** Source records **

━━━━━━━━━━━━━━━━

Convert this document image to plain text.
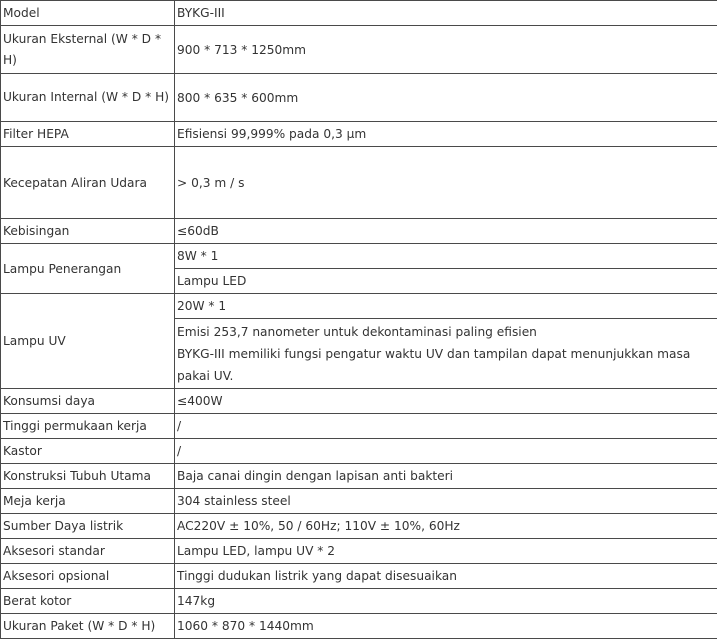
Model	BYKG-III
Ukuran Eksternal (W * D * H)	900 * 713 * 1250mm
Ukuran Internal (W * D * H)	800 * 635 * 600mm
Filter HEPA	Efisiensi 99,999% pada 0,3 μm
Kecepatan Aliran Udara	> 0,3 m / s
Kebisingan	≤60dB
Lampu Penerangan	8W * 1
	Lampu LED
Lampu UV	20W * 1

	Emisi 253,7 nanometer untuk dekontaminasi paling efisien
BYKG-III memiliki fungsi pengatur waktu UV dan tampilan dapat menunjukkan masa pakai UV.

Konsumsi daya	≤400W
Tinggi permukaan kerja	/
Kastor	/
Konstruksi Tubuh Utama	Baja canai dingin dengan lapisan anti bakteri
Meja kerja	304 stainless steel
Sumber Daya listrik	AC220V ± 10%, 50 / 60Hz; 110V ± 10%, 60Hz
Aksesori standar	Lampu LED, lampu UV * 2
Aksesori opsional	Tinggi dudukan listrik yang dapat disesuaikan
Berat kotor	147kg
Ukuran Paket (W * D * H)	1060 * 870 * 1440mm
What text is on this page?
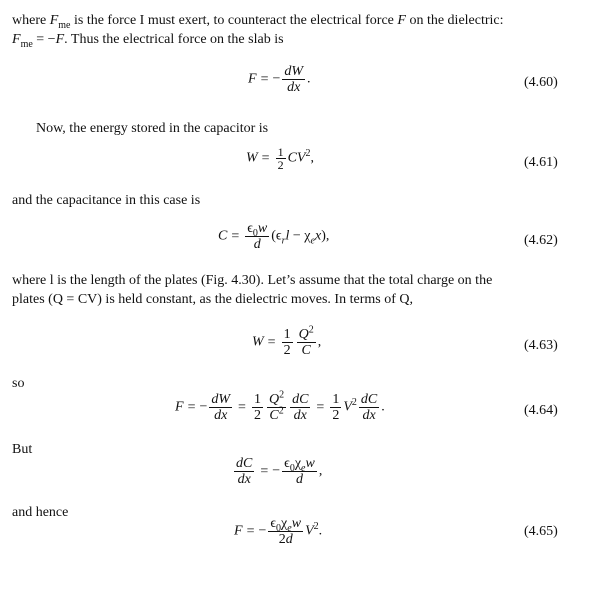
where $F_{me}$ is the force I must exert, to counteract the electrical force F on the dielectric:
$F_{me} = -F$. Thus the electrical force on the slab is
F = − $\frac{dW}{dx}$ .	(4.60)
Now, the energy stored in the capacitor is
$W = \frac{1}{2} CV^2$,	(4.61)
and the capacitance in this case is
$C = \frac{\epsilon_0w}{d} (\epsilon_rl - \chi_ex)$,	(4.62)
where l is the length of the plates (Fig. 4.30). Let’s assume that the total charge on the
plates (Q = CV) is held constant, as the dielectric moves. In terms of Q,
$W = \frac{1}{2} \frac{Q^2}{C}$ ,	(4.63)
so
F = − $\frac{dW}{dx} = \frac{1}{2} \frac{Q^2}{C^2} \frac{dC}{dx} = \frac{1}{2} V^2 \frac{dC}{dx}$ .	(4.64)
But
$\frac{dC}{dx}$ = − $\frac{\epsilon_0\chi_ew}{d}$ ,
and hence
F = − $\frac{\epsilon_0\chi_ew}{2d} V^2$.	(4.65)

━━━━━━━━━━━━━━━━

** Exercise description **
Give the data again exactly as written, with all pictures left out.

** Exercise response **
Convert this document image to plain text.
Model	BYKG-III
Ukuran Eksternal (W * D * H)	900 * 713 * 1250mm
Ukuran Internal (W * D * H)	800 * 635 * 600mm
Filter HEPA	Efisiensi 99,999% pada 0,3 μm
Kecepatan Aliran Udara	> 0,3 m / s
Kebisingan	≤60dB
Lampu Penerangan	8W * 1
	Lampu LED
Lampu UV	20W * 1

	Emisi 253,7 nanometer untuk dekontaminasi paling efisien
BYKG-III memiliki fungsi pengatur waktu UV dan tampilan dapat menunjukkan masa pakai UV.

Konsumsi daya	≤400W
Tinggi permukaan kerja	/
Kastor	/
Konstruksi Tubuh Utama	Baja canai dingin dengan lapisan anti bakteri
Meja kerja	304 stainless steel
Sumber Daya listrik	AC220V ± 10%, 50 / 60Hz; 110V ± 10%, 60Hz
Aksesori standar	Lampu LED, lampu UV * 2
Aksesori opsional	Tinggi dudukan listrik yang dapat disesuaikan
Berat kotor	147kg
Ukuran Paket (W * D * H)	1060 * 870 * 1440mm
What text is on this page?
where $F_{me}$ is the force I must exert, to counteract the electrical force F on the dielectric:
$F_{me} = -F$. Thus the electrical force on the slab is
F = − $\frac{dW}{dx}$ .	(4.60)
Now, the energy stored in the capacitor is
$W = \frac{1}{2} CV^2$,	(4.61)
and the capacitance in this case is
$C = \frac{\epsilon_0w}{d} (\epsilon_rl - \chi_ex)$,	(4.62)
where l is the length of the plates (Fig. 4.30). Let’s assume that the total charge on the
plates (Q = CV) is held constant, as the dielectric moves. In terms of Q,
$W = \frac{1}{2} \frac{Q^2}{C}$ ,	(4.63)
so
F = − $\frac{dW}{dx} = \frac{1}{2} \frac{Q^2}{C^2} \frac{dC}{dx} = \frac{1}{2} V^2 \frac{dC}{dx}$ .	(4.64)
But
$\frac{dC}{dx}$ = − $\frac{\epsilon_0\chi_ew}{d}$ ,
and hence
F = − $\frac{\epsilon_0\chi_ew}{2d} V^2$.	(4.65)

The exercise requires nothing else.